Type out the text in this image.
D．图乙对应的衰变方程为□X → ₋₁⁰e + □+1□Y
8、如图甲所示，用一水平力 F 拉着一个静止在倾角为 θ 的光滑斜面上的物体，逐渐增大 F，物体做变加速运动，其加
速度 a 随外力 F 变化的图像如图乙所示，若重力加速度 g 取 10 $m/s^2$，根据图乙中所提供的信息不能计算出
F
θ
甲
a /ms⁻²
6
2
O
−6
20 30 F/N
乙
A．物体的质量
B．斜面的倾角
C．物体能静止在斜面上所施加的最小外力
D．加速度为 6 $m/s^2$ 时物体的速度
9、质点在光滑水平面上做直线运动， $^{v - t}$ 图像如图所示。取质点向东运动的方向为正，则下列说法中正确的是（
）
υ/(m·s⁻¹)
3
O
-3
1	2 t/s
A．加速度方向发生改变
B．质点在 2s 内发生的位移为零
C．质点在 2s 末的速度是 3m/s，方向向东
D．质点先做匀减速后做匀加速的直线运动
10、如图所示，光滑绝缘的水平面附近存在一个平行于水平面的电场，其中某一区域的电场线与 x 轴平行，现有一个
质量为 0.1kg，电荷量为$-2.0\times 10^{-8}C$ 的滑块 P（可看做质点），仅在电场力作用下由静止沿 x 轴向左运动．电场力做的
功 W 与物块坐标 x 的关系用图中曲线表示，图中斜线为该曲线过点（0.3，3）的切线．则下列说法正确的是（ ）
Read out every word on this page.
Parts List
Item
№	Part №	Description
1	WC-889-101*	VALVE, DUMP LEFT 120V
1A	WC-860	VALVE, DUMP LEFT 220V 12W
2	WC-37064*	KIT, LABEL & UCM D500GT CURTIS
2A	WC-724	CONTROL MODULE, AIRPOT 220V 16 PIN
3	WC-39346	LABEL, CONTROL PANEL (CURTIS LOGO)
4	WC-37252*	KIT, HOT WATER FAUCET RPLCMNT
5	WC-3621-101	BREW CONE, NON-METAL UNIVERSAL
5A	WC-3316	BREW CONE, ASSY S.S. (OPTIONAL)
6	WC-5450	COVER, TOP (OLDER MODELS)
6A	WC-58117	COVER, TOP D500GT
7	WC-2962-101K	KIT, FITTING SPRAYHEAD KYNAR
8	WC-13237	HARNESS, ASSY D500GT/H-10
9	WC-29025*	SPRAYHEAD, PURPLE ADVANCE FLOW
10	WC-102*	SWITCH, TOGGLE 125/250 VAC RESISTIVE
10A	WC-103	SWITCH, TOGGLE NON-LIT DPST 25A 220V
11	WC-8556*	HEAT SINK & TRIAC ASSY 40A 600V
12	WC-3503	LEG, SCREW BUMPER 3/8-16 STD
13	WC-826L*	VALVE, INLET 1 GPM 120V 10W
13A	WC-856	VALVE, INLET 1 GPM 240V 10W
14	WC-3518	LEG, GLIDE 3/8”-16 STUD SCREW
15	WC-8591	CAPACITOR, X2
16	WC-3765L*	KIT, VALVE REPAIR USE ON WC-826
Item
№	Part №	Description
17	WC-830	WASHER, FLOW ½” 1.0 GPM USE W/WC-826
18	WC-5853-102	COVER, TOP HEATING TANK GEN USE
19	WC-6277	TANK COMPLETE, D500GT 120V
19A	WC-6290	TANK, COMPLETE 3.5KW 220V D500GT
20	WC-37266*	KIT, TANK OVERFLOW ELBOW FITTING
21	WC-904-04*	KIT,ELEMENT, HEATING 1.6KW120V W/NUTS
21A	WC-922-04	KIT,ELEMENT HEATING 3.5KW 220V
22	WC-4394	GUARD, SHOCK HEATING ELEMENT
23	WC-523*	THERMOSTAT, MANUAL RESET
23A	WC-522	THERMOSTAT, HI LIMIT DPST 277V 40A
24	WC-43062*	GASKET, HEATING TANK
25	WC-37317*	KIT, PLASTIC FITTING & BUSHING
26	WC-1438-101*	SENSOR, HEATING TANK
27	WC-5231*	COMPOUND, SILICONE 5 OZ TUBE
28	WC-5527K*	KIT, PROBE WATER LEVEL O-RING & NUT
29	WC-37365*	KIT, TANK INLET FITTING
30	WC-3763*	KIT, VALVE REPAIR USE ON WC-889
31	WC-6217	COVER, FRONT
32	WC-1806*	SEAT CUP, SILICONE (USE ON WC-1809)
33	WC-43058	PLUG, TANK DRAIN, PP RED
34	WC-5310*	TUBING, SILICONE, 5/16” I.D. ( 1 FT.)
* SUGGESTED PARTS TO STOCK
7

┄┄┄┄┄┄

Instructions to follow
Read the entries above, then pull out the lines that include "FITTING".

Written answer
7	WC-2962-101K	KIT, FITTING SPRAYHEAD KYNAR
20	WC-37266*	KIT, TANK OVERFLOW ELBOW FITTING
25	WC-37317*	KIT, PLASTIC FITTING & BUSHING
29	WC-37365*	KIT, TANK INLET FITTING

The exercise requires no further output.